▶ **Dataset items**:
..........

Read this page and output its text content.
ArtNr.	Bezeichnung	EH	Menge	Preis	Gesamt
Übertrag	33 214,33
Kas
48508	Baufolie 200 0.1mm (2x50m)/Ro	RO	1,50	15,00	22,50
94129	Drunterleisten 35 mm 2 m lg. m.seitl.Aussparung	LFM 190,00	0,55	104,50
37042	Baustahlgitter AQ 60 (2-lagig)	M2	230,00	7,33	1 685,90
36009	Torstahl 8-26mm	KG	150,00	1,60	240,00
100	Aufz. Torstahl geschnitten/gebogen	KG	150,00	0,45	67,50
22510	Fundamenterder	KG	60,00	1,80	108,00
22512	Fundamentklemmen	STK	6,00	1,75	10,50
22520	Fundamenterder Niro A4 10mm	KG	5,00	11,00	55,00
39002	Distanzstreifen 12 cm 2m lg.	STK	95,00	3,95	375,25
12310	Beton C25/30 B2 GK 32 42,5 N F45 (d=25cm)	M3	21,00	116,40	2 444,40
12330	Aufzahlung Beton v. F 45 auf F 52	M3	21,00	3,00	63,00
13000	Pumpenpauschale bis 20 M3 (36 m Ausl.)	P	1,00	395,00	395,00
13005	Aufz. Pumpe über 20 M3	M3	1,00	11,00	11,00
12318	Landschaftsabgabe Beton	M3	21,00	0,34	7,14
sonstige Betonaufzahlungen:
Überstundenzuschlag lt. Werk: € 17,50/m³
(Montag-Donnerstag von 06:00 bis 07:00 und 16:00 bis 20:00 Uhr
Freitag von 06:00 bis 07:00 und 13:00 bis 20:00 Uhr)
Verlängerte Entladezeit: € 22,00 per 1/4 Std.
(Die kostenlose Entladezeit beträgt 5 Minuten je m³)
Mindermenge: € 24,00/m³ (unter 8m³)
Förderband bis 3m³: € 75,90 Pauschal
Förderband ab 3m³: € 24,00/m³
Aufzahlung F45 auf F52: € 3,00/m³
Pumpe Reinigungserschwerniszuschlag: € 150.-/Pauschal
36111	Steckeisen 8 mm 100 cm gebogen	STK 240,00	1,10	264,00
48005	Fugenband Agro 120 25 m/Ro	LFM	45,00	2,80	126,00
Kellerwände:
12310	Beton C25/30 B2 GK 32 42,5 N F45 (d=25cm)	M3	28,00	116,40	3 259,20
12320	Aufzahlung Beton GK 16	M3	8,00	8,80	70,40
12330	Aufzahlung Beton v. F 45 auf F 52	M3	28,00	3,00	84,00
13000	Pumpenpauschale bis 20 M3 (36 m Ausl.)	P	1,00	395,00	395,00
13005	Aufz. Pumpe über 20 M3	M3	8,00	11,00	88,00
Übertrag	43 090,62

..........

Every record should be given again exactly.

Read this page and output its text content.
ArtNr.	Bezeichnung	EH	Menge	Preis	Gesamt
Übertrag	33 214,33
Kas
48508	Baufolie 200 0.1mm (2x50m)/Ro	RO	1,50	15,00	22,50
94129	Drunterleisten 35 mm 2 m lg. m.seitl.Aussparung	LFM 190,00	0,55	104,50
37042	Baustahlgitter AQ 60 (2-lagig)	M2	230,00	7,33	1 685,90
36009	Torstahl 8-26mm	KG	150,00	1,60	240,00
100	Aufz. Torstahl geschnitten/gebogen	KG	150,00	0,45	67,50
22510	Fundamenterder	KG	60,00	1,80	108,00
22512	Fundamentklemmen	STK	6,00	1,75	10,50
22520	Fundamenterder Niro A4 10mm	KG	5,00	11,00	55,00
39002	Distanzstreifen 12 cm 2m lg.	STK	95,00	3,95	375,25
12310	Beton C25/30 B2 GK 32 42,5 N F45 (d=25cm)	M3	21,00	116,40	2 444,40
12330	Aufzahlung Beton v. F 45 auf F 52	M3	21,00	3,00	63,00
13000	Pumpenpauschale bis 20 M3 (36 m Ausl.)	P	1,00	395,00	395,00
13005	Aufz. Pumpe über 20 M3	M3	1,00	11,00	11,00
12318	Landschaftsabgabe Beton	M3	21,00	0,34	7,14
sonstige Betonaufzahlungen:
Überstundenzuschlag lt. Werk: € 17,50/m³
(Montag-Donnerstag von 06:00 bis 07:00 und 16:00 bis 20:00 Uhr
Freitag von 06:00 bis 07:00 und 13:00 bis 20:00 Uhr)
Verlängerte Entladezeit: € 22,00 per 1/4 Std.
(Die kostenlose Entladezeit beträgt 5 Minuten je m³)
Mindermenge: € 24,00/m³ (unter 8m³)
Förderband bis 3m³: € 75,90 Pauschal
Förderband ab 3m³: € 24,00/m³
Aufzahlung F45 auf F52: € 3,00/m³
Pumpe Reinigungserschwerniszuschlag: € 150.-/Pauschal
36111	Steckeisen 8 mm 100 cm gebogen	STK 240,00	1,10	264,00
48005	Fugenband Agro 120 25 m/Ro	LFM	45,00	2,80	126,00
Kellerwände:
12310	Beton C25/30 B2 GK 32 42,5 N F45 (d=25cm)	M3	28,00	116,40	3 259,20
12320	Aufzahlung Beton GK 16	M3	8,00	8,80	70,40
12330	Aufzahlung Beton v. F 45 auf F 52	M3	28,00	3,00	84,00
13000	Pumpenpauschale bis 20 M3 (36 m Ausl.)	P	1,00	395,00	395,00
13005	Aufz. Pumpe über 20 M3	M3	8,00	11,00	88,00
Übertrag	43 090,62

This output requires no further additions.